Retype the records below exactly as they appear.
═══
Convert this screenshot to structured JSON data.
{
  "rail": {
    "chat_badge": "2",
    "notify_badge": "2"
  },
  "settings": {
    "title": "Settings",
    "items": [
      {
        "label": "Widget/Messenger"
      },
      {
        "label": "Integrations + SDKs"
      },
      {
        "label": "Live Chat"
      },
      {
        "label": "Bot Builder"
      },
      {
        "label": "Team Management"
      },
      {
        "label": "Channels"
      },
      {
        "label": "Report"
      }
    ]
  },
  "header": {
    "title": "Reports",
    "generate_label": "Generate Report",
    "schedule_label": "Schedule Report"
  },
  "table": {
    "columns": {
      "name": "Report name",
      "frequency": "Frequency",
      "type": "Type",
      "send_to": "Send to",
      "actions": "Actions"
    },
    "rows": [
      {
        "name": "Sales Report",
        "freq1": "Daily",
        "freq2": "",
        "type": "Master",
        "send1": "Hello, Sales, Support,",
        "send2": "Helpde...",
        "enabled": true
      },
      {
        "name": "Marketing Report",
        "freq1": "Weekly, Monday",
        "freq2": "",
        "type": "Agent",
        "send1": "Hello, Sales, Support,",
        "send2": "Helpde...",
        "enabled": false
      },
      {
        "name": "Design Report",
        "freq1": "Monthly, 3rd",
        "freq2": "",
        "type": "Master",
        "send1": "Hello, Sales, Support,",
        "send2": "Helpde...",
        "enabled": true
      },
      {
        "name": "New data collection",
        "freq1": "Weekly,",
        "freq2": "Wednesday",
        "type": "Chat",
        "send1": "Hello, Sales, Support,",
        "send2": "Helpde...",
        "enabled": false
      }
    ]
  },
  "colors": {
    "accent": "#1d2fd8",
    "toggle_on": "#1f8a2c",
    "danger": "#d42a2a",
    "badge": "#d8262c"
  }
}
═══
Finished task:
Convert this screenshot to structured JSON data.
{
  "rail": {
    "chat_badge": "2",
    "notify_badge": "2"
  },
  "settings": {
    "title": "Settings",
    "items": [
      {
        "label": "Widget/Messenger"
      },
      {
        "label": "Integrations + SDKs"
      },
      {
        "label": "Live Chat"
      },
      {
        "label": "Bot Builder"
      },
      {
        "label": "Team Management"
      },
      {
        "label": "Channels"
      },
      {
        "label": "Report"
      }
    ]
  },
  "header": {
    "title": "Reports",
    "generate_label": "Generate Report",
    "schedule_label": "Schedule Report"
  },
  "table": {
    "columns": {
      "name": "Report name",
      "frequency": "Frequency",
      "type": "Type",
      "send_to": "Send to",
      "actions": "Actions"
    },
    "rows": [
      {
        "name": "Sales Report",
        "freq1": "Daily",
        "freq2": "",
        "type": "Master",
        "send1": "Hello, Sales, Support,",
        "send2": "Helpde...",
        "enabled": true
      },
      {
        "name": "Marketing Report",
        "freq1": "Weekly, Monday",
        "freq2": "",
        "type": "Agent",
        "send1": "Hello, Sales, Support,",
        "send2": "Helpde...",
        "enabled": false
      },
      {
        "name": "Design Report",
        "freq1": "Monthly, 3rd",
        "freq2": "",
        "type": "Master",
        "send1": "Hello, Sales, Support,",
        "send2": "Helpde...",
        "enabled": true
      },
      {
        "name": "New data collection",
        "freq1": "Weekly,",
        "freq2": "Wednesday",
        "type": "Chat",
        "send1": "Hello, Sales, Support,",
        "send2": "Helpde...",
        "enabled": false
      }
    ]
  },
  "colors": {
    "accent": "#1d2fd8",
    "toggle_on": "#1f8a2c",
    "danger": "#d42a2a",
    "badge": "#d8262c"
  }
}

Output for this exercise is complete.